TASK OBJECTIVE »
Every line must be returned precisely as it is written.

Data items
+-------+
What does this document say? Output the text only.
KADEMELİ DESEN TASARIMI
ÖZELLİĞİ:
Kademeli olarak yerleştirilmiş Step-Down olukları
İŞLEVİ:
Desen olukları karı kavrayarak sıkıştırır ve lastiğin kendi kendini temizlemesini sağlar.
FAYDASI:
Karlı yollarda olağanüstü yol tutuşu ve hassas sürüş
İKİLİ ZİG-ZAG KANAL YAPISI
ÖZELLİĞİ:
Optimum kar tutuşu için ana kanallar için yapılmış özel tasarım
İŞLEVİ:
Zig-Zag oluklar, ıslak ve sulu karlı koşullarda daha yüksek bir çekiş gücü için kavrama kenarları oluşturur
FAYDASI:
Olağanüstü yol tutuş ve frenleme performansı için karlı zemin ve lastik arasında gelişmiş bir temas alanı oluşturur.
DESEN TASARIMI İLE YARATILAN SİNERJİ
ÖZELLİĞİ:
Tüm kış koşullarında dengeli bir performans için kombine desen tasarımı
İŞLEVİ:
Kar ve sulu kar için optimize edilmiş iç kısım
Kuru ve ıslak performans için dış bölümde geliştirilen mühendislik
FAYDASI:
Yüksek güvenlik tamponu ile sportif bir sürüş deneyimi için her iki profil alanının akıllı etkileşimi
+-------+
PROBLEM SOLUTION »
What does this document say? Output the text only.
KADEMELİ DESEN TASARIMI
ÖZELLİĞİ:
Kademeli olarak yerleştirilmiş Step-Down olukları
İŞLEVİ:
Desen olukları karı kavrayarak sıkıştırır ve lastiğin kendi kendini temizlemesini sağlar.
FAYDASI:
Karlı yollarda olağanüstü yol tutuşu ve hassas sürüş
İKİLİ ZİG-ZAG KANAL YAPISI
ÖZELLİĞİ:
Optimum kar tutuşu için ana kanallar için yapılmış özel tasarım
İŞLEVİ:
Zig-Zag oluklar, ıslak ve sulu karlı koşullarda daha yüksek bir çekiş gücü için kavrama kenarları oluşturur
FAYDASI:
Olağanüstü yol tutuş ve frenleme performansı için karlı zemin ve lastik arasında gelişmiş bir temas alanı oluşturur.
DESEN TASARIMI İLE YARATILAN SİNERJİ
ÖZELLİĞİ:
Tüm kış koşullarında dengeli bir performans için kombine desen tasarımı
İŞLEVİ:
Kar ve sulu kar için optimize edilmiş iç kısım
Kuru ve ıslak performans için dış bölümde geliştirilen mühendislik
FAYDASI:
Yüksek güvenlik tamponu ile sportif bir sürüş deneyimi için her iki profil alanının akıllı etkileşimi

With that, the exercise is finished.